-------- ITEMS --------
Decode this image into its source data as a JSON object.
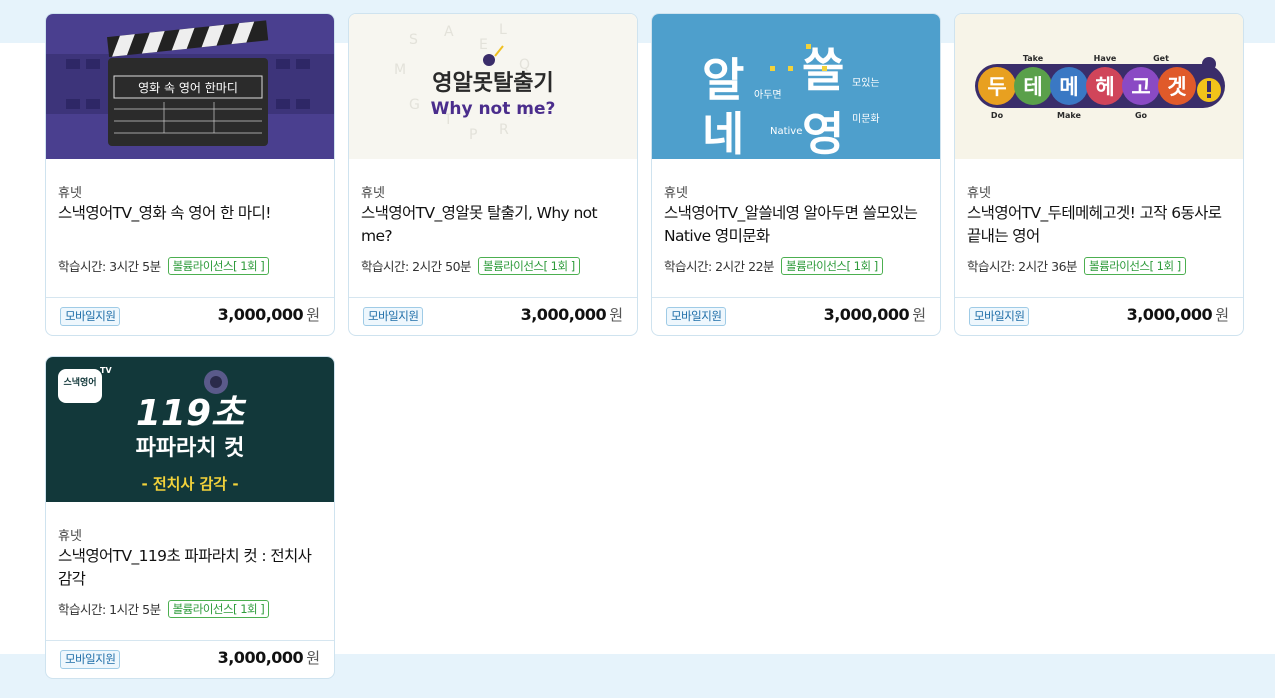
{
  "products": [
    {
      "provider": "휴넷",
      "title": "스낵영어TV_영화 속 영어 한 마디!",
      "study_time": "학습시간: 3시간 5분",
      "license": "볼륨라이선스[ 1회 ]",
      "mobile": "모바일지원",
      "price": "3,000,000",
      "currency": "원",
      "thumb_text": "영화 속 영어 한마디"
    },
    {
      "provider": "휴넷",
      "title": "스낵영어TV_영알못 탈출기, Why not me?",
      "study_time": "학습시간: 2시간 50분",
      "license": "볼륨라이선스[ 1회 ]",
      "mobile": "모바일지원",
      "price": "3,000,000",
      "currency": "원",
      "thumb_text": "영알못탈출기",
      "thumb_sub": "Why not me?"
    },
    {
      "provider": "휴넷",
      "title": "스낵영어TV_알쓸네영 알아두면 쓸모있는 Native 영미문화",
      "study_time": "학습시간: 2시간 22분",
      "license": "볼륨라이선스[ 1회 ]",
      "mobile": "모바일지원",
      "price": "3,000,000",
      "currency": "원",
      "thumb_chars": [
        "알",
        "쓸",
        "네",
        "영"
      ],
      "thumb_words": [
        "아두면",
        "모있는",
        "Native",
        "미문화"
      ]
    },
    {
      "provider": "휴넷",
      "title": "스낵영어TV_두테메헤고겟! 고작 6동사로 끝내는 영어",
      "study_time": "학습시간: 2시간 36분",
      "license": "볼륨라이선스[ 1회 ]",
      "mobile": "모바일지원",
      "price": "3,000,000",
      "currency": "원",
      "thumb_chars": [
        "두",
        "테",
        "메",
        "헤",
        "고",
        "겟"
      ],
      "thumb_words": [
        "Take",
        "Have",
        "Get",
        "Do",
        "Make",
        "Go"
      ]
    },
    {
      "provider": "휴넷",
      "title": "스낵영어TV_119초 파파라치 컷 : 전치사 감각",
      "study_time": "학습시간: 1시간 5분",
      "license": "볼륨라이선스[ 1회 ]",
      "mobile": "모바일지원",
      "price": "3,000,000",
      "currency": "원",
      "thumb_logo": "스낵영어",
      "thumb_tv": "TV",
      "thumb_big": "119초",
      "thumb_mid": "파파라치 컷",
      "thumb_bottom": "- 전치사 감각 -"
    }
  ],
  "colors": {
    "band": "#e6f3fb",
    "license_green": "#2e9b3b",
    "mobile_blue": "#1f6ea8"
  }
}
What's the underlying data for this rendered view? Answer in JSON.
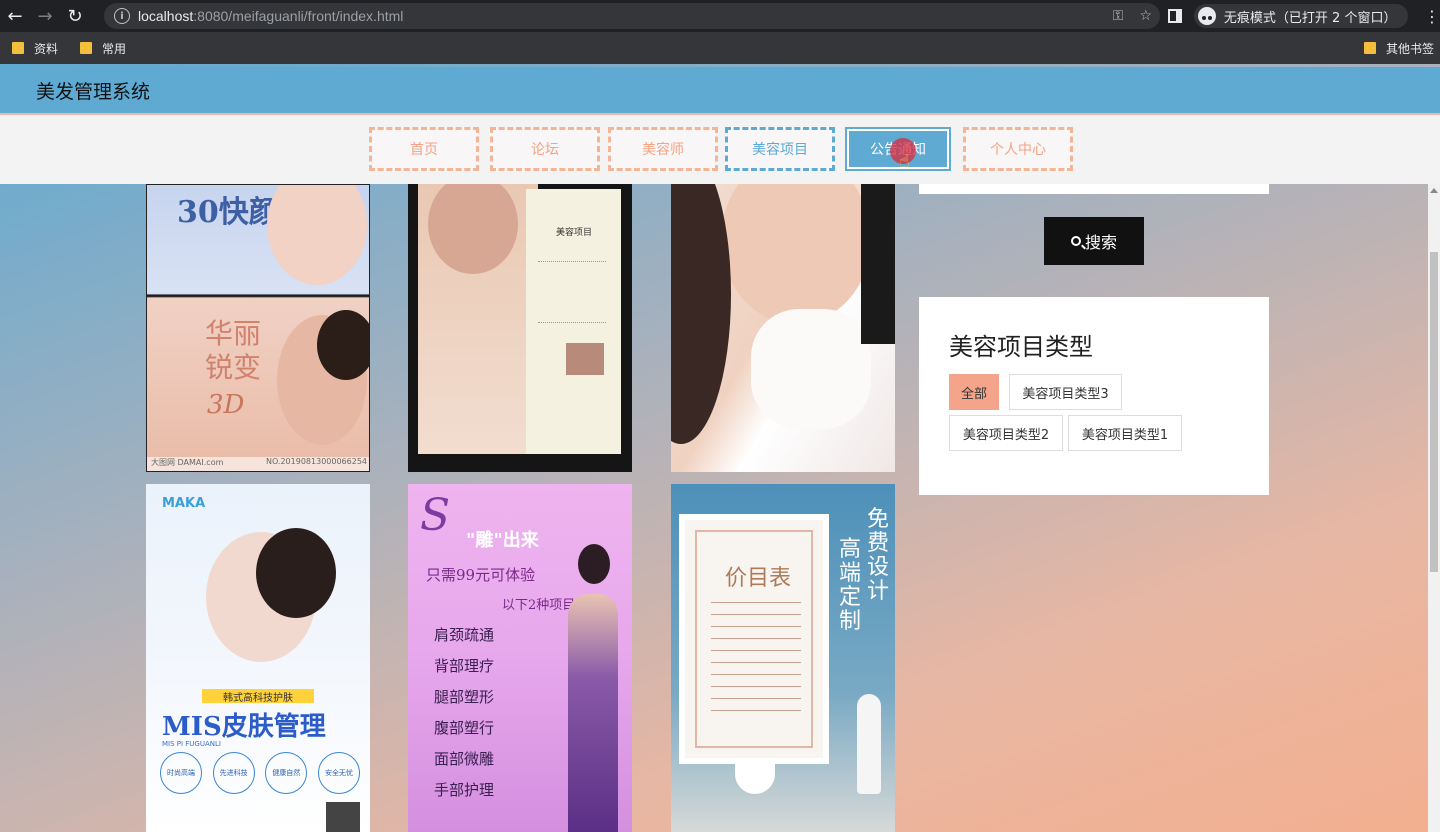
{
  "browser": {
    "url_host": "localhost",
    "url_rest": ":8080/meifaguanli/front/index.html",
    "incognito_label": "无痕模式（已打开 2 个窗口）",
    "bookmarks": [
      "资料",
      "常用"
    ],
    "other_bookmarks": "其他书签"
  },
  "header": {
    "title": "美发管理系统"
  },
  "nav": {
    "items": [
      "首页",
      "论坛",
      "美容师",
      "美容项目",
      "公告通知",
      "个人中心"
    ],
    "current": "美容项目",
    "hovered": "公告通知"
  },
  "posters": {
    "p1": {
      "top_text": "30快颜",
      "main": "华丽锐变",
      "sub": "3D",
      "foot_left": "大图网 DAMAI.com",
      "foot_right": "NO.20190813000066254"
    },
    "p2": {
      "menu_title": "美容项目"
    },
    "p4": {
      "brand": "MAKA",
      "banner": "韩式高科技护肤",
      "title": "MIS皮肤管理",
      "sub": "MIS PI FUGUANLI",
      "badges": [
        "时尚高端",
        "先进科技",
        "健康自然",
        "安全无忧"
      ]
    },
    "p5": {
      "letter": "S",
      "headline": "\"雕\"出来",
      "price_line": "只需99元可体验",
      "second_line": "以下2种项目",
      "items": [
        "肩颈疏通",
        "背部理疗",
        "腿部塑形",
        "腹部塑行",
        "面部微雕",
        "手部护理"
      ]
    },
    "p6": {
      "board_title": "价目表",
      "vertical_1": "免费设计",
      "vertical_2": "高端定制"
    }
  },
  "search": {
    "button_label": "搜索"
  },
  "categories": {
    "title": "美容项目类型",
    "tags": [
      "全部",
      "美容项目类型3",
      "美容项目类型2",
      "美容项目类型1"
    ],
    "active": "全部"
  },
  "colors": {
    "accent_blue": "#5eaad3",
    "accent_peach": "#f4a48a"
  }
}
--------
GOAL OF THE EXERCISE:
Copy exactly, please, the lines that run from the line holding "What's the underlying" through the closing line of the material above, omitting every picture.

FINISHED TASK:
What's the underlying data for this rendered view? Answer in JSON.
{
  "browser": {
    "url_host": "localhost",
    "url_rest": ":8080/meifaguanli/front/index.html",
    "incognito_label": "无痕模式（已打开 2 个窗口）",
    "bookmarks": [
      "资料",
      "常用"
    ],
    "other_bookmarks": "其他书签"
  },
  "header": {
    "title": "美发管理系统"
  },
  "nav": {
    "items": [
      "首页",
      "论坛",
      "美容师",
      "美容项目",
      "公告通知",
      "个人中心"
    ],
    "current": "美容项目",
    "hovered": "公告通知"
  },
  "posters": {
    "p1": {
      "top_text": "30快颜",
      "main": "华丽锐变",
      "sub": "3D",
      "foot_left": "大图网 DAMAI.com",
      "foot_right": "NO.20190813000066254"
    },
    "p2": {
      "menu_title": "美容项目"
    },
    "p4": {
      "brand": "MAKA",
      "banner": "韩式高科技护肤",
      "title": "MIS皮肤管理",
      "sub": "MIS PI FUGUANLI",
      "badges": [
        "时尚高端",
        "先进科技",
        "健康自然",
        "安全无忧"
      ]
    },
    "p5": {
      "letter": "S",
      "headline": "\"雕\"出来",
      "price_line": "只需99元可体验",
      "second_line": "以下2种项目",
      "items": [
        "肩颈疏通",
        "背部理疗",
        "腿部塑形",
        "腹部塑行",
        "面部微雕",
        "手部护理"
      ]
    },
    "p6": {
      "board_title": "价目表",
      "vertical_1": "免费设计",
      "vertical_2": "高端定制"
    }
  },
  "search": {
    "button_label": "搜索"
  },
  "categories": {
    "title": "美容项目类型",
    "tags": [
      "全部",
      "美容项目类型3",
      "美容项目类型2",
      "美容项目类型1"
    ],
    "active": "全部"
  },
  "colors": {
    "accent_blue": "#5eaad3",
    "accent_peach": "#f4a48a"
  }
}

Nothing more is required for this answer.